Stated goal => Check each line of the material. Copy those containing "marker".

Records shown =>
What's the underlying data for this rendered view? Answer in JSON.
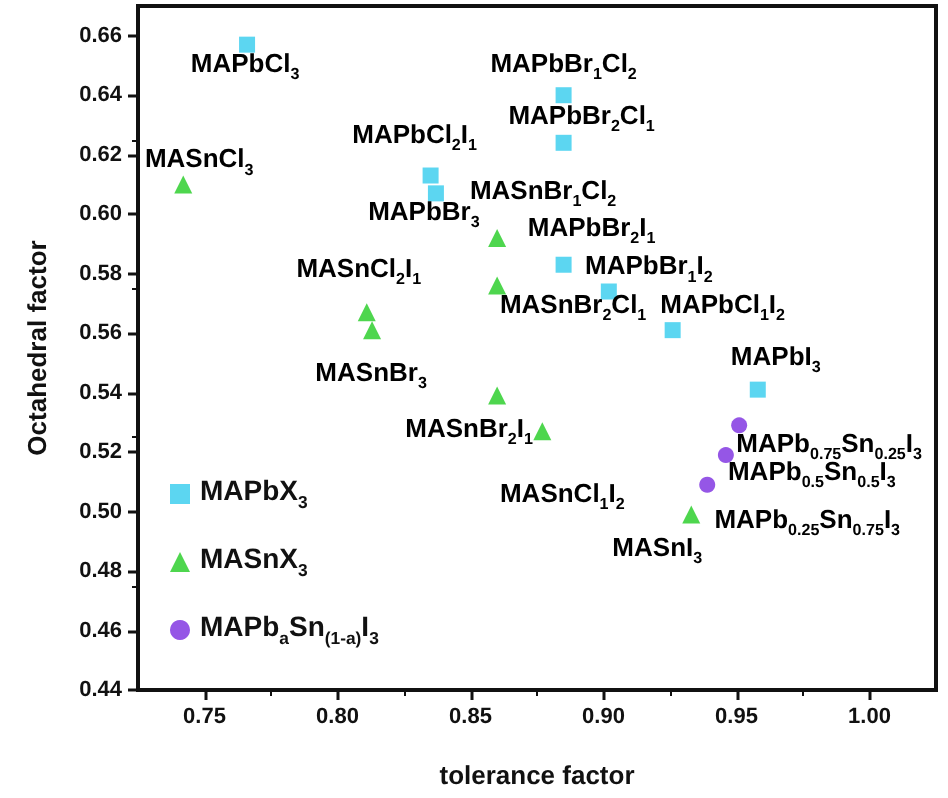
{
  "chart_data": {
    "type": "scatter",
    "xlabel": "tolerance factor",
    "ylabel": "Octahedral factor",
    "xlim": [
      0.725,
      1.025
    ],
    "ylim": [
      0.44,
      0.67
    ],
    "xticks": [
      0.75,
      {
        "value": 0.8,
        "label": "0.80"
      },
      0.85,
      {
        "value": 0.9,
        "label": "0.90"
      },
      0.95,
      {
        "value": 1.0,
        "label": "1.00"
      }
    ],
    "yticks": [
      0.44,
      0.46,
      0.48,
      {
        "value": 0.5,
        "label": "0.50"
      },
      0.52,
      0.54,
      0.56,
      0.58,
      {
        "value": 0.6,
        "label": "0.60"
      },
      0.62,
      0.64,
      0.66
    ],
    "grid": false,
    "legend": "bottom left",
    "series": [
      {
        "name": "MAPbX$_{3}$",
        "color": "#33ccee",
        "marker": "square",
        "x": [
          0.766,
          0.835,
          0.837,
          0.885,
          0.885,
          0.885,
          0.902,
          0.926,
          0.958
        ],
        "values": [
          0.657,
          0.613,
          0.607,
          0.64,
          0.624,
          0.583,
          0.574,
          0.561,
          0.541
        ]
      },
      {
        "name": "MASnX$_{3}$",
        "color": "#22cc22",
        "marker": "triangle",
        "x": [
          0.742,
          0.811,
          0.813,
          0.86,
          0.86,
          0.86,
          0.877,
          0.933
        ],
        "values": [
          0.61,
          0.567,
          0.561,
          0.592,
          0.576,
          0.539,
          0.527,
          0.499
        ]
      },
      {
        "name": "MAPb$_{a}$Sn$_{(1-a)}$I$_{3}$",
        "color": "#7a2ce0",
        "marker": "circle",
        "x": [
          0.951,
          0.946,
          0.939
        ],
        "values": [
          0.529,
          0.519,
          0.509
        ]
      }
    ],
    "annotations": [
      {
        "text": "MAPbCl$_{3}$",
        "x": 0.766,
        "y": 0.657
      },
      {
        "text": "MAPbCl$_{2}$I$_{1}$",
        "x": 0.835,
        "y": 0.613
      },
      {
        "text": "MAPbBr$_{3}$",
        "x": 0.837,
        "y": 0.607
      },
      {
        "text": "MAPbBr$_{1}$Cl$_{2}$",
        "x": 0.885,
        "y": 0.64
      },
      {
        "text": "MAPbBr$_{2}$Cl$_{1}$",
        "x": 0.885,
        "y": 0.624
      },
      {
        "text": "MAPbBr$_{2}$I$_{1}$",
        "x": 0.885,
        "y": 0.583
      },
      {
        "text": "MAPbBr$_{1}$I$_{2}$",
        "x": 0.902,
        "y": 0.574
      },
      {
        "text": "MAPbCl$_{1}$I$_{2}$",
        "x": 0.926,
        "y": 0.561
      },
      {
        "text": "MAPbI$_{3}$",
        "x": 0.958,
        "y": 0.541
      },
      {
        "text": "MASnCl$_{3}$",
        "x": 0.742,
        "y": 0.61
      },
      {
        "text": "MASnCl$_{2}$I$_{1}$",
        "x": 0.811,
        "y": 0.567
      },
      {
        "text": "MASnBr$_{1}$Cl$_{2}$",
        "x": 0.86,
        "y": 0.592
      },
      {
        "text": "MASnBr$_{2}$Cl$_{1}$",
        "x": 0.86,
        "y": 0.576
      },
      {
        "text": "MASnBr$_{3}$",
        "x": 0.86,
        "y": 0.539
      },
      {
        "text": "MASnBr$_{2}$I$_{1}$",
        "x": 0.86,
        "y": 0.539
      },
      {
        "text": "MASnCl$_{1}$I$_{2}$",
        "x": 0.877,
        "y": 0.527
      },
      {
        "text": "MASnI$_{3}$",
        "x": 0.933,
        "y": 0.499
      },
      {
        "text": "MAPb$_{0.75}$Sn$_{0.25}$I$_{3}$",
        "x": 0.951,
        "y": 0.529
      },
      {
        "text": "MAPb$_{0.5}$Sn$_{0.5}$I$_{3}$",
        "x": 0.946,
        "y": 0.519
      },
      {
        "text": "MAPb$_{0.25}$Sn$_{0.75}$I$_{3}$",
        "x": 0.939,
        "y": 0.509
      }
    ]
  }
}
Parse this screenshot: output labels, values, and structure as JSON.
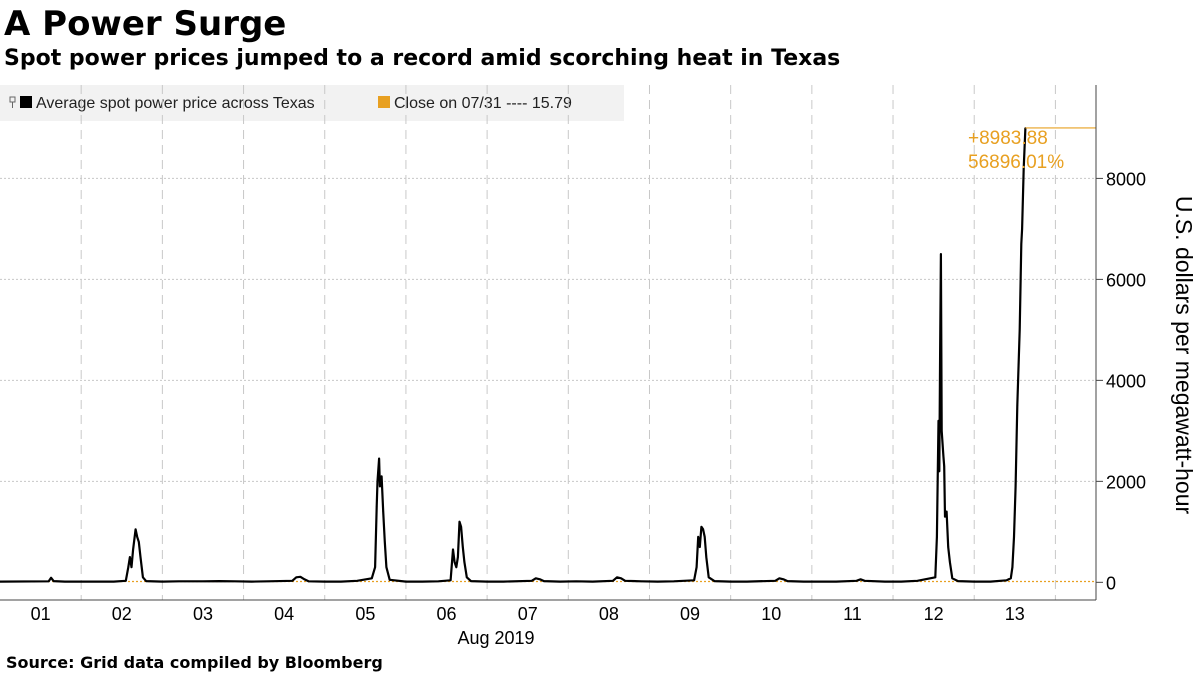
{
  "title": "A Power Surge",
  "subtitle": "Spot power prices jumped to a record amid scorching heat in Texas",
  "source": "Source: Grid data compiled by Bloomberg",
  "colors": {
    "series": "#000000",
    "accent": "#e8a021",
    "grid": "#c8c8c8",
    "legend_bg": "#f2f2f2"
  },
  "legend": {
    "series_label": "Average spot power price across Texas",
    "close_label": "Close on 07/31 ---- 15.79"
  },
  "annotation": {
    "change": "+8983.88",
    "change_pct": "56896.01%"
  },
  "chart_data": {
    "type": "line",
    "title": "A Power Surge",
    "subtitle": "Spot power prices jumped to a record amid scorching heat in Texas",
    "xlabel": "Aug 2019",
    "ylabel": "U.S. dollars per megawatt-hour",
    "x_ticks": [
      "01",
      "02",
      "03",
      "04",
      "05",
      "06",
      "07",
      "08",
      "09",
      "10",
      "11",
      "12",
      "13"
    ],
    "x_range_days": [
      0.5,
      14.0
    ],
    "ylim": [
      -350,
      9850
    ],
    "y_ticks": [
      0,
      2000,
      4000,
      6000,
      8000
    ],
    "y_tick_labels": [
      "0",
      "2000",
      "4000",
      "6000",
      "8000"
    ],
    "grid": true,
    "legend_position": "top-left",
    "reference_line": {
      "label": "Close on 07/31",
      "value": 15.79
    },
    "series": [
      {
        "name": "Average spot power price across Texas",
        "points": [
          [
            0.5,
            15
          ],
          [
            1.1,
            20
          ],
          [
            1.13,
            90
          ],
          [
            1.16,
            25
          ],
          [
            1.3,
            15
          ],
          [
            1.5,
            15
          ],
          [
            1.7,
            15
          ],
          [
            1.9,
            15
          ],
          [
            2.05,
            30
          ],
          [
            2.08,
            300
          ],
          [
            2.1,
            500
          ],
          [
            2.12,
            300
          ],
          [
            2.14,
            650
          ],
          [
            2.17,
            1050
          ],
          [
            2.19,
            900
          ],
          [
            2.21,
            800
          ],
          [
            2.23,
            500
          ],
          [
            2.26,
            100
          ],
          [
            2.3,
            25
          ],
          [
            2.5,
            15
          ],
          [
            2.7,
            20
          ],
          [
            3.0,
            20
          ],
          [
            3.2,
            25
          ],
          [
            3.4,
            20
          ],
          [
            3.6,
            15
          ],
          [
            3.8,
            20
          ],
          [
            4.1,
            30
          ],
          [
            4.15,
            100
          ],
          [
            4.2,
            110
          ],
          [
            4.25,
            60
          ],
          [
            4.3,
            20
          ],
          [
            4.5,
            15
          ],
          [
            4.7,
            15
          ],
          [
            4.9,
            30
          ],
          [
            5.08,
            80
          ],
          [
            5.12,
            300
          ],
          [
            5.14,
            1500
          ],
          [
            5.15,
            2000
          ],
          [
            5.17,
            2450
          ],
          [
            5.18,
            1900
          ],
          [
            5.2,
            2100
          ],
          [
            5.22,
            1400
          ],
          [
            5.24,
            800
          ],
          [
            5.26,
            300
          ],
          [
            5.3,
            50
          ],
          [
            5.5,
            15
          ],
          [
            5.7,
            15
          ],
          [
            5.9,
            20
          ],
          [
            6.05,
            40
          ],
          [
            6.08,
            650
          ],
          [
            6.1,
            400
          ],
          [
            6.12,
            300
          ],
          [
            6.14,
            500
          ],
          [
            6.16,
            1200
          ],
          [
            6.18,
            1100
          ],
          [
            6.2,
            700
          ],
          [
            6.22,
            400
          ],
          [
            6.25,
            100
          ],
          [
            6.3,
            25
          ],
          [
            6.5,
            15
          ],
          [
            6.7,
            15
          ],
          [
            7.05,
            30
          ],
          [
            7.1,
            80
          ],
          [
            7.15,
            60
          ],
          [
            7.2,
            25
          ],
          [
            7.4,
            15
          ],
          [
            7.6,
            20
          ],
          [
            7.8,
            15
          ],
          [
            8.05,
            30
          ],
          [
            8.1,
            100
          ],
          [
            8.15,
            80
          ],
          [
            8.2,
            30
          ],
          [
            8.4,
            20
          ],
          [
            8.6,
            15
          ],
          [
            8.8,
            20
          ],
          [
            9.05,
            40
          ],
          [
            9.08,
            300
          ],
          [
            9.1,
            900
          ],
          [
            9.12,
            700
          ],
          [
            9.14,
            1100
          ],
          [
            9.16,
            1050
          ],
          [
            9.18,
            900
          ],
          [
            9.2,
            500
          ],
          [
            9.23,
            100
          ],
          [
            9.3,
            25
          ],
          [
            9.5,
            15
          ],
          [
            9.7,
            15
          ],
          [
            10.05,
            30
          ],
          [
            10.1,
            80
          ],
          [
            10.15,
            60
          ],
          [
            10.2,
            25
          ],
          [
            10.4,
            15
          ],
          [
            10.6,
            15
          ],
          [
            10.8,
            15
          ],
          [
            11.05,
            30
          ],
          [
            11.1,
            60
          ],
          [
            11.15,
            30
          ],
          [
            11.4,
            15
          ],
          [
            11.6,
            15
          ],
          [
            11.8,
            30
          ],
          [
            12.02,
            100
          ],
          [
            12.04,
            900
          ],
          [
            12.06,
            3200
          ],
          [
            12.07,
            2200
          ],
          [
            12.08,
            4500
          ],
          [
            12.09,
            6500
          ],
          [
            12.1,
            3000
          ],
          [
            12.12,
            2500
          ],
          [
            12.13,
            2300
          ],
          [
            12.14,
            1300
          ],
          [
            12.16,
            1400
          ],
          [
            12.18,
            700
          ],
          [
            12.2,
            400
          ],
          [
            12.23,
            80
          ],
          [
            12.3,
            25
          ],
          [
            12.5,
            15
          ],
          [
            12.7,
            15
          ],
          [
            12.9,
            40
          ],
          [
            12.95,
            80
          ],
          [
            12.97,
            300
          ],
          [
            12.99,
            900
          ],
          [
            13.01,
            1900
          ],
          [
            13.03,
            3500
          ],
          [
            13.06,
            5000
          ],
          [
            13.08,
            6700
          ],
          [
            13.09,
            7000
          ],
          [
            13.11,
            8200
          ],
          [
            13.13,
            9000
          ]
        ]
      }
    ]
  }
}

Reply to the exercise =>
        "marker": "square",
        "marker": "triangle",
        "marker": "circle",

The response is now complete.